REQUIREMENT:
Gather the lines that hold the string "JSON".

Stored entries:

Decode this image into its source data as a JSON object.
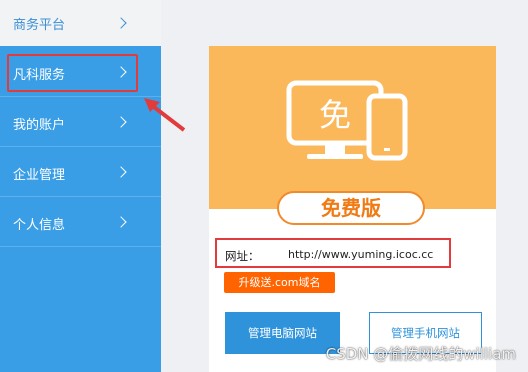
{
  "sidebar": {
    "top_item": {
      "label": "商务平台",
      "icon": "chevron-right-icon"
    },
    "items": [
      {
        "label": "凡科服务",
        "icon": "chevron-right-icon"
      },
      {
        "label": "我的账户",
        "icon": "chevron-right-icon"
      },
      {
        "label": "企业管理",
        "icon": "chevron-right-icon"
      },
      {
        "label": "个人信息",
        "icon": "chevron-right-icon"
      }
    ]
  },
  "card": {
    "illustration_text": "免",
    "plan_label": "免费版",
    "url_label": "网址：",
    "url_value": "http://www.yuming.icoc.cc",
    "promo_tag": "升级送.com域名",
    "manage_pc_label": "管理电脑网站",
    "manage_mobile_label": "管理手机网站"
  },
  "annotation": {
    "highlight_color": "#e23b3b"
  },
  "colors": {
    "sidebar_blue": "#3a9ee6",
    "card_orange": "#fbb85a",
    "accent_orange": "#f07a13",
    "tag_orange": "#ff6400",
    "button_blue": "#2f93dc"
  },
  "watermark": "CSDN @偷拨网线的william"
}
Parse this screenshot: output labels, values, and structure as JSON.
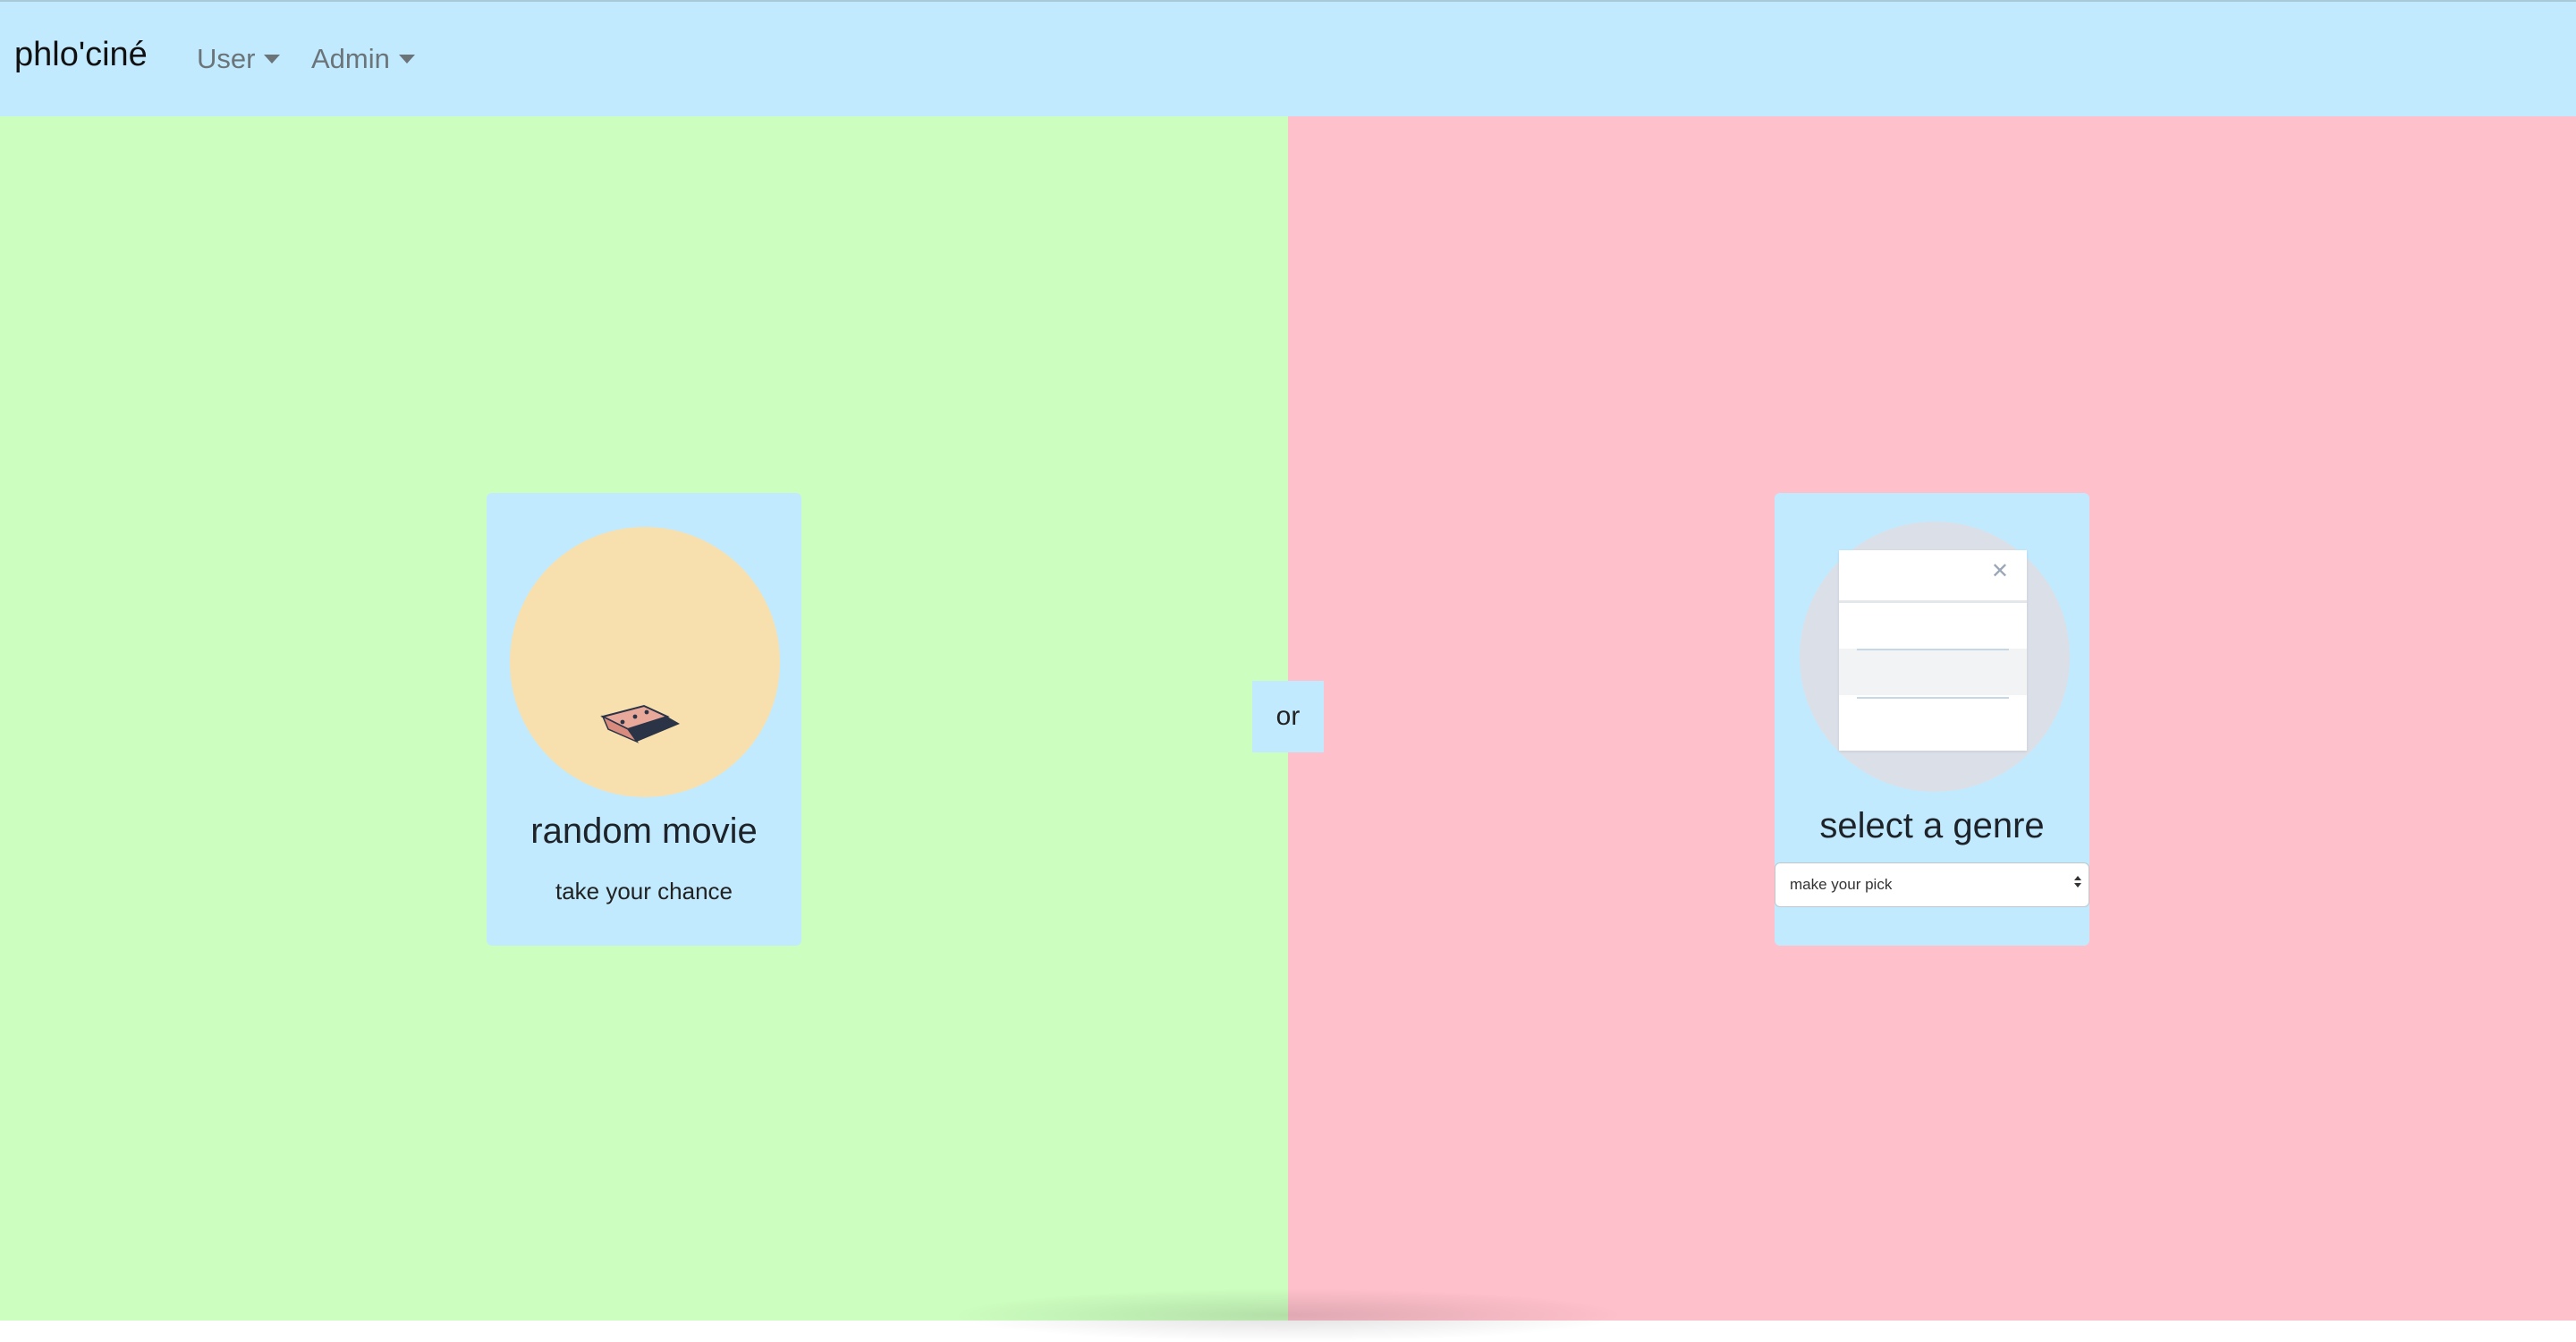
{
  "navbar": {
    "brand": "phlo'ciné",
    "menus": [
      {
        "label": "User"
      },
      {
        "label": "Admin"
      }
    ]
  },
  "colors": {
    "navbar_bg": "#c2eafe",
    "left_panel_bg": "#ccfebf",
    "right_panel_bg": "#fec0cb",
    "card_bg": "#c2eafe",
    "random_circle_bg": "#f7e0ad",
    "genre_circle_bg": "#dbe0e8"
  },
  "random_card": {
    "title": "random movie",
    "subtitle": "take your chance",
    "icon": "ticket-icon"
  },
  "separator": {
    "label": "or"
  },
  "genre_card": {
    "title": "select a genre",
    "icon": "dialog-illustration-icon",
    "select": {
      "placeholder": "make your pick"
    }
  }
}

RESPONSE FOR THIS EXERCISE:
Decode this image into its source data as a JSON object.
Parse this screenshot: output labels, values, and structure as JSON.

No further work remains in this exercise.